- [Problem to solve]:
Looking at the data below, count the lines that contain the string "none". Write only the total.

═══ Dataset records

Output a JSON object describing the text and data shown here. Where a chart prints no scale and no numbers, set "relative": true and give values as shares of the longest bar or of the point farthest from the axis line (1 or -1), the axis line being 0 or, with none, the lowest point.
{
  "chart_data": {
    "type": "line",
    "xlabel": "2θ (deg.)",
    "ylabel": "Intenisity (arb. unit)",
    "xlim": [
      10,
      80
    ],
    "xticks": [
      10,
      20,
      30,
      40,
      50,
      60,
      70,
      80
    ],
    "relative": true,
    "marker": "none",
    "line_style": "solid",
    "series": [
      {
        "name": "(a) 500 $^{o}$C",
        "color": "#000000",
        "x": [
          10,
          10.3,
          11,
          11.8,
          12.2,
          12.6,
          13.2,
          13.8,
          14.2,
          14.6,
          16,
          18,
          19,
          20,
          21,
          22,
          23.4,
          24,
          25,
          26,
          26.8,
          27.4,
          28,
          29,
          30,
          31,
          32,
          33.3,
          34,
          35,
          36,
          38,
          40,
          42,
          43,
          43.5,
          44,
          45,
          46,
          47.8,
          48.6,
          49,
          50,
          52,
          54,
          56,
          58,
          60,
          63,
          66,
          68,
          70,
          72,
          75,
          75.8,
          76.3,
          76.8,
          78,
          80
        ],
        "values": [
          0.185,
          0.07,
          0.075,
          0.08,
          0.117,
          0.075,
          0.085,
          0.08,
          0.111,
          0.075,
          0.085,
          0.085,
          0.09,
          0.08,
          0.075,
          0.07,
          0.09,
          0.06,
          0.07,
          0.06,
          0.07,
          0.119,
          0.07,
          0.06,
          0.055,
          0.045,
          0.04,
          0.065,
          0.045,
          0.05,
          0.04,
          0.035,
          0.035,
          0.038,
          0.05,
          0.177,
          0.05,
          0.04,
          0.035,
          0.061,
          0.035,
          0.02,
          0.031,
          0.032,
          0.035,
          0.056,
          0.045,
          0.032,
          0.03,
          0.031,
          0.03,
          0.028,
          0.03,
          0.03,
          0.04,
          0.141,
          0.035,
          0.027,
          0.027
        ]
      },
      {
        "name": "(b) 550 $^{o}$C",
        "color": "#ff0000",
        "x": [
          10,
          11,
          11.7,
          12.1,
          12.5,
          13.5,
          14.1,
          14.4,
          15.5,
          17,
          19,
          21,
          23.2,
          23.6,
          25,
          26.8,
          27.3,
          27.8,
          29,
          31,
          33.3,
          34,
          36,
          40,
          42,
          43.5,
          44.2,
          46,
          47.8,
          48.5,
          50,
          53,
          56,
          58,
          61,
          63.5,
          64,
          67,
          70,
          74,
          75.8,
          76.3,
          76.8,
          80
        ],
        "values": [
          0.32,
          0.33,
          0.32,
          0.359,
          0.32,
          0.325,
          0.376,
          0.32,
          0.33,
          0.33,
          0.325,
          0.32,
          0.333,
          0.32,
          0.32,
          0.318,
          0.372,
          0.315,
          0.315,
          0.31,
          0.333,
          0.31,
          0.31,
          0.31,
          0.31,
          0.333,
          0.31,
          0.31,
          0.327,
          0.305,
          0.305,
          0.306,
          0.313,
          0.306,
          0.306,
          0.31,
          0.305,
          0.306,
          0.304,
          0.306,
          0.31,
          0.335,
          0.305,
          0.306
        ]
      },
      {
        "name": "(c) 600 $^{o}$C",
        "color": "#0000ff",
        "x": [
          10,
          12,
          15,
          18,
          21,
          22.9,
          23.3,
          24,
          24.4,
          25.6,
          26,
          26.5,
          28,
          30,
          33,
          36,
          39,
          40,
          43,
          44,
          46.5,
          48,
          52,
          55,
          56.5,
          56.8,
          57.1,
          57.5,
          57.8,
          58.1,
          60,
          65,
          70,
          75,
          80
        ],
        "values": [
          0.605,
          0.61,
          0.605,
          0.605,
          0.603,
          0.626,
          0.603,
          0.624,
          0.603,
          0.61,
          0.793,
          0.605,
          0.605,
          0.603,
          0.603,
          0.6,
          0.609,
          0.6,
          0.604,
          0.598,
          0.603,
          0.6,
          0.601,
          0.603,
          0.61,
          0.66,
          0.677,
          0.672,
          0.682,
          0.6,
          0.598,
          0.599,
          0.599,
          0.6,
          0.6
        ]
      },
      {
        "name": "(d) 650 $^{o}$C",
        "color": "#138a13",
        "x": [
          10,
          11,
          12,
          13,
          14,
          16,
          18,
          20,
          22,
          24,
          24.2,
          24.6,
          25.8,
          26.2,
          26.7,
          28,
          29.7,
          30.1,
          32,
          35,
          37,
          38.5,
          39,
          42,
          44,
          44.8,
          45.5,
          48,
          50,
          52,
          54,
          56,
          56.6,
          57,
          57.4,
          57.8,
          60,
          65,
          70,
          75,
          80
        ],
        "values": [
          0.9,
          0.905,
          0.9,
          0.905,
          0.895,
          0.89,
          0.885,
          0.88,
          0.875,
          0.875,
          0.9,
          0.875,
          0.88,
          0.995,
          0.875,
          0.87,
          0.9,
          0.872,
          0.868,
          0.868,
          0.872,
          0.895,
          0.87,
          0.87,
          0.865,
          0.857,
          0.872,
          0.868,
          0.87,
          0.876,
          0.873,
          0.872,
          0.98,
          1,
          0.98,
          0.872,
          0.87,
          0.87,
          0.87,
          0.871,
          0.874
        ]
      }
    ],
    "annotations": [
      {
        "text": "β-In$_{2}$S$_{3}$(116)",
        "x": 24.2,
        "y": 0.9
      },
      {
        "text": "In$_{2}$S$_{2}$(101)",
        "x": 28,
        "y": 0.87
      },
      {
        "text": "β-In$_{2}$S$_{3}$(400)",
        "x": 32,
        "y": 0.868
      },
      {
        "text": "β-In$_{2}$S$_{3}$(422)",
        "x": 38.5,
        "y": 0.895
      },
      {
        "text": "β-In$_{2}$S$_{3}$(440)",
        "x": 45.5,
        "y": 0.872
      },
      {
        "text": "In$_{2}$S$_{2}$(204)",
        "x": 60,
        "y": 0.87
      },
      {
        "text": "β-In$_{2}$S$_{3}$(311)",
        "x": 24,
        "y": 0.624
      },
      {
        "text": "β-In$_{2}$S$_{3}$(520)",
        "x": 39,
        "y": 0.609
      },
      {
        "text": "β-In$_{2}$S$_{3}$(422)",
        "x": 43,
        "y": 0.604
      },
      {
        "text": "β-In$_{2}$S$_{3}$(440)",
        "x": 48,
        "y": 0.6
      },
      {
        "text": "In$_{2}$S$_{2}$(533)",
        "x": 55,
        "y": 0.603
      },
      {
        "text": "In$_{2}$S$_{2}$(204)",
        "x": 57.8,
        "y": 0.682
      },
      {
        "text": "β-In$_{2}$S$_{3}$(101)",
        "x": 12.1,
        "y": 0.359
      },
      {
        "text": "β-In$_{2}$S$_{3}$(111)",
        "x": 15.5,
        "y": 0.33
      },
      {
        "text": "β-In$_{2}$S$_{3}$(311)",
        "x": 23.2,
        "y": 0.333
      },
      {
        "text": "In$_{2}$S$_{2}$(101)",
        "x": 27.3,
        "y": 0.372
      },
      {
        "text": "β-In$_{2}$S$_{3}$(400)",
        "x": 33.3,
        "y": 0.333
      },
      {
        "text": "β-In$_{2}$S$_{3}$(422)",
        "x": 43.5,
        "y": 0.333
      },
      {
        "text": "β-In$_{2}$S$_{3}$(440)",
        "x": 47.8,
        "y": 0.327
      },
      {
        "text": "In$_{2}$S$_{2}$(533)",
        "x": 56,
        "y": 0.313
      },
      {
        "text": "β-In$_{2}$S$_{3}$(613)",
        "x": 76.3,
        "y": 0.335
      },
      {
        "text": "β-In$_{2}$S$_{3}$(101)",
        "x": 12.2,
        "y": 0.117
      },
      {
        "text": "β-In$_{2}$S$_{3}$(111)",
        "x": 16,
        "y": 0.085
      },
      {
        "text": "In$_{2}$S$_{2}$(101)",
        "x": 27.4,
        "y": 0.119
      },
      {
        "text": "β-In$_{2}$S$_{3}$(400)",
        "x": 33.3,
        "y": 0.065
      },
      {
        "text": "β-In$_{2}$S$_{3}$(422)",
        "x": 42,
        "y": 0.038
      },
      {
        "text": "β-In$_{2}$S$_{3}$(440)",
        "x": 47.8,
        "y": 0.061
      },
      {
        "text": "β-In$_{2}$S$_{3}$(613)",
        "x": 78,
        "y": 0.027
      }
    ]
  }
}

══════

- [Written solution]:
2